**ZADANIE 1**
Na podstawie fragmentu tekstu o konstrukcji ews w grece koine wyjaśnij w jednym do trzech zdań, dlaczego przykłady z ews ou uznano w nim za ciekawsze.
**ZADANIE 2**
Z jakimi formami, oprócz ou, występuje ews według fragmentu tekstu o konstrukcji ews w grece koine?

Jeśli to ma być wykład koine, to jest to bardzo słaby wykład. Jeśli używamy transkrypcji ews na heos to wypadałoby pisać heos hou, a nie heos ou, ale akurat szczegół. Dalej, ews występuje nie tylko „czasem z ou", ale również z an, czy outou, o czym autor nie wspomina już w żadnym ze swoich tekstów, a powinien. Podobnie jak o formach mecri, ews arti czy pote — a przecież jakież to pole do nowych poszukiwań w Septuagincie. Użycie zwrotu „bardzo często" wobec zerowej obecności formy opisowej (miast negacyjnej) w NT i wyjątkowo wątpliwej w ST jest cokolwiek nadużyciem.

Kwestią, która wzbudza najwięcej emocji jest imperatywność negacji czy też możliwość kontynuacji frazy początkowej, a nie jej zakończenie. Po pierwsze jak łatwo zauważyć, autor pisząc o braku zmiany stanu początkowego używa niemal zawsze form „aż do", która ma się nijak do „dopóki nie", co już wykazano wcześniej, o wiele ciekawsze są więc przykłady z ews ou — tutaj bowiem niemal zawsze mamy do czynienia z negacją, pytanie tylko, czy zawsze. Po drugie, używana argumentacja, niemal powszechna na katolickich stronach, jest cokolwiek nieadekwatna do treści, oparta na logice życzeniowej.

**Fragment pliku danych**
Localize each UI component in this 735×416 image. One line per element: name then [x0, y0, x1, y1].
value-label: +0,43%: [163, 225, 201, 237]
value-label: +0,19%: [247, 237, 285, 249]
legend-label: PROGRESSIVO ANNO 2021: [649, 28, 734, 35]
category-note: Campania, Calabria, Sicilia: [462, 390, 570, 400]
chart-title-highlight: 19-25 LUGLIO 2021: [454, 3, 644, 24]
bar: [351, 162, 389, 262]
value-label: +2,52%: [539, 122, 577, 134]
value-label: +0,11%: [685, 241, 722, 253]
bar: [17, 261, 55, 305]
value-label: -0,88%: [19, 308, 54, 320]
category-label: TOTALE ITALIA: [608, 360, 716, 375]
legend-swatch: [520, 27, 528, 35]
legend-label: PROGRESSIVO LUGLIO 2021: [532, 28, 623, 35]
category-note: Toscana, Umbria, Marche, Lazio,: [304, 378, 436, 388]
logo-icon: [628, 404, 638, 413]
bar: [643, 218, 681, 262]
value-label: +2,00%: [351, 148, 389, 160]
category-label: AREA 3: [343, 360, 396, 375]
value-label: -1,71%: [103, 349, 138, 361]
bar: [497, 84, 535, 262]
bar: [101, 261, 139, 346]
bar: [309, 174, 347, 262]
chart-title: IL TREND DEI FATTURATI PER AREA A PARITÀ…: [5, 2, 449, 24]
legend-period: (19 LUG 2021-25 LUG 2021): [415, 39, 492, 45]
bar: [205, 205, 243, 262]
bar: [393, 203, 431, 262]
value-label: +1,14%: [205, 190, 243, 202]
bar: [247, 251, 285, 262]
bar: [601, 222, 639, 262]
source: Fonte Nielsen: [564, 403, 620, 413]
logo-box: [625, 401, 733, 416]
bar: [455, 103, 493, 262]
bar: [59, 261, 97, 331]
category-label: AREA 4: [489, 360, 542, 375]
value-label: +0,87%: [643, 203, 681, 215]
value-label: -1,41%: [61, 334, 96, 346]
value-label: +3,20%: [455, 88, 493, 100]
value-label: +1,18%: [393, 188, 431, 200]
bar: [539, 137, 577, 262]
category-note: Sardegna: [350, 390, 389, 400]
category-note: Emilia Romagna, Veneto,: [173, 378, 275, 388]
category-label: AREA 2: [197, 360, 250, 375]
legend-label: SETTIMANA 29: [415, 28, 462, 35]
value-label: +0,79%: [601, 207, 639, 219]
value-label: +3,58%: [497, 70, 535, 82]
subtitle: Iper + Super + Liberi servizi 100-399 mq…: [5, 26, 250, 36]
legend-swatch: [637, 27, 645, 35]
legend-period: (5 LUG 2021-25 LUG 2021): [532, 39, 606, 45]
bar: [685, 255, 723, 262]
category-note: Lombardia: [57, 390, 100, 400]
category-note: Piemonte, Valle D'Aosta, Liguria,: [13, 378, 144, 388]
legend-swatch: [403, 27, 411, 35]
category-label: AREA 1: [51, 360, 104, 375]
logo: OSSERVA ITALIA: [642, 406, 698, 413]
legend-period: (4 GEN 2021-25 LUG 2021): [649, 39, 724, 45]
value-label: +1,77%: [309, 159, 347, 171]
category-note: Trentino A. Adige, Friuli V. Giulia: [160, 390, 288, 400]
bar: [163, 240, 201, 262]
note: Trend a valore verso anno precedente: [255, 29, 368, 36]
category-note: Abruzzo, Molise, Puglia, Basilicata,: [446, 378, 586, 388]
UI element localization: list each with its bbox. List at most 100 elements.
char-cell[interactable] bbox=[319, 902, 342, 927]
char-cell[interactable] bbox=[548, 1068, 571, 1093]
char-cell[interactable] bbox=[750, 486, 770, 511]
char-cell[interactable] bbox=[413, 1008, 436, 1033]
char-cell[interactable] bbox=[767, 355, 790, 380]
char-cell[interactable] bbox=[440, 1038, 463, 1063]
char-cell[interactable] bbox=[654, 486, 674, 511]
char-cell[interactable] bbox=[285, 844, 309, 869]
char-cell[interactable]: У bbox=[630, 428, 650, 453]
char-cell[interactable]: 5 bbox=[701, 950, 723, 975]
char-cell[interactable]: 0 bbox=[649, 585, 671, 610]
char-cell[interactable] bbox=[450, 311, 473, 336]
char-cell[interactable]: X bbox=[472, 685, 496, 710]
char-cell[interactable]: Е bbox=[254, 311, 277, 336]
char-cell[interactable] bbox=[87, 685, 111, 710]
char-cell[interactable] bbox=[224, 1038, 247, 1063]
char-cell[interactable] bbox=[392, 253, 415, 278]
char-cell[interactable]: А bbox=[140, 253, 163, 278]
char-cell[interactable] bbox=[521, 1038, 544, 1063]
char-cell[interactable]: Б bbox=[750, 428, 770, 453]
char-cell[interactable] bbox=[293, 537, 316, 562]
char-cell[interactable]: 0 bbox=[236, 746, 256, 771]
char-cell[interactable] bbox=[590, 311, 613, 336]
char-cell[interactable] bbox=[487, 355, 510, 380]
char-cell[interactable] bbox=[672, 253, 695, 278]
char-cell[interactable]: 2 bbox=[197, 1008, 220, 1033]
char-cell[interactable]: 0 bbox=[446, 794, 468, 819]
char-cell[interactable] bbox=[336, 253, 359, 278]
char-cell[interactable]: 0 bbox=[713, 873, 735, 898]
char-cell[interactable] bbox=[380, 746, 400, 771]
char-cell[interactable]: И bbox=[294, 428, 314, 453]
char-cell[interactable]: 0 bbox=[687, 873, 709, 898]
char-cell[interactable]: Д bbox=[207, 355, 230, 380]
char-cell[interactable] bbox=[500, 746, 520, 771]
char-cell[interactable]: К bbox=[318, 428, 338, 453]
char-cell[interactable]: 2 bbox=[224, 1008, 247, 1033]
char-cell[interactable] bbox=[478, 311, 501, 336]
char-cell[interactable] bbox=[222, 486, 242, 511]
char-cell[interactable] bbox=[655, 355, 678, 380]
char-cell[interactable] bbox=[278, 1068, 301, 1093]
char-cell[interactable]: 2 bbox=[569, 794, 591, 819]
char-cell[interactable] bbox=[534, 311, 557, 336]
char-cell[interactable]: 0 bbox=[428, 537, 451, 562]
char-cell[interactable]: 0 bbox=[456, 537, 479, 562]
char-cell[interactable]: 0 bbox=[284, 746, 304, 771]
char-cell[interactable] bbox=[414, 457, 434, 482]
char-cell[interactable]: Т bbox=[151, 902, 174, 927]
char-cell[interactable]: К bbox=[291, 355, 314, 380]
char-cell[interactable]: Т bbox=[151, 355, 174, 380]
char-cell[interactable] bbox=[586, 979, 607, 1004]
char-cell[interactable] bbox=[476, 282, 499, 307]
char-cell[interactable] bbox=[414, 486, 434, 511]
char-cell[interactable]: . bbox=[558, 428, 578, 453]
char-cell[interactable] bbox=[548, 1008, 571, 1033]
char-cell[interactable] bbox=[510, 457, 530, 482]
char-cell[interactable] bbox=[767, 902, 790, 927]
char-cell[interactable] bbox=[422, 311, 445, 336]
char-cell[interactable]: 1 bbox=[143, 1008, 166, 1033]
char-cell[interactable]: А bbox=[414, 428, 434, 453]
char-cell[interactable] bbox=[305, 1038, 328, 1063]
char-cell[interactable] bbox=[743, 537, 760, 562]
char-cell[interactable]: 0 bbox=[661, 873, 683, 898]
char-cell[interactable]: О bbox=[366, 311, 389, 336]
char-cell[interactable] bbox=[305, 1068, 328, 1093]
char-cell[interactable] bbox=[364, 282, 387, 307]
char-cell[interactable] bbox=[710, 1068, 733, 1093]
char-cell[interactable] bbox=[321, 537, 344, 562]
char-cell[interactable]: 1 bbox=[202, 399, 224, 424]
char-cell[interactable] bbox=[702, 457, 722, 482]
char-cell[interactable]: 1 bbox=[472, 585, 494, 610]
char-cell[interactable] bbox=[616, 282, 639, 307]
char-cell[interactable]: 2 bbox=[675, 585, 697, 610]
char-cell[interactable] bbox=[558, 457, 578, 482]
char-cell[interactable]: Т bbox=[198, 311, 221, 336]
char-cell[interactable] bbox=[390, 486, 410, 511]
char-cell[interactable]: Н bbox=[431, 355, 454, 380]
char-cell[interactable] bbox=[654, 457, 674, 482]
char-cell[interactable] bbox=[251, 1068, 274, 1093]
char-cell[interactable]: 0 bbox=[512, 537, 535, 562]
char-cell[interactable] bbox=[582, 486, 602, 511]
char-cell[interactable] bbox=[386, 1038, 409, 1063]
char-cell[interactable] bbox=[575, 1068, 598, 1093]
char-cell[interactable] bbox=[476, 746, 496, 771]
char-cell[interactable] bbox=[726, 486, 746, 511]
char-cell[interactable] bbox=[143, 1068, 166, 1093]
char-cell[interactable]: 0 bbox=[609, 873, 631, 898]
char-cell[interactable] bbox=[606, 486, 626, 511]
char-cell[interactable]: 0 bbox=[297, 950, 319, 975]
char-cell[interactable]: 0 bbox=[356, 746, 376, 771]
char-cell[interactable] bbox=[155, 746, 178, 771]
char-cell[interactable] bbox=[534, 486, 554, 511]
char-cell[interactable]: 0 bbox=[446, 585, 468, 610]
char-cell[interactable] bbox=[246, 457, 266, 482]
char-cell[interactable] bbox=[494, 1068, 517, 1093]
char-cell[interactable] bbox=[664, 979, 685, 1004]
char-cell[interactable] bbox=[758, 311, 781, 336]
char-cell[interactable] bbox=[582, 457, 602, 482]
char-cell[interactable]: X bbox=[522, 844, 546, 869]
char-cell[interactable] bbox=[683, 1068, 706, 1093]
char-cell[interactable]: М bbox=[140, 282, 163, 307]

**PEŁNA ODPOWIEDŹ 1**
Przykłady z ews ou są ciekawsze, ponieważ niemal zawsze mamy w nich do czynienia z negacją, a otwarte pozostaje tylko pytanie, czy zawsze. Formy „aż do”, których autor używa, pisząc o braku zmiany stanu początkowego, mają się natomiast nijak do „dopóki nie”.

**PEŁNA ODPOWIEDŹ 2**
Z an oraz z outou.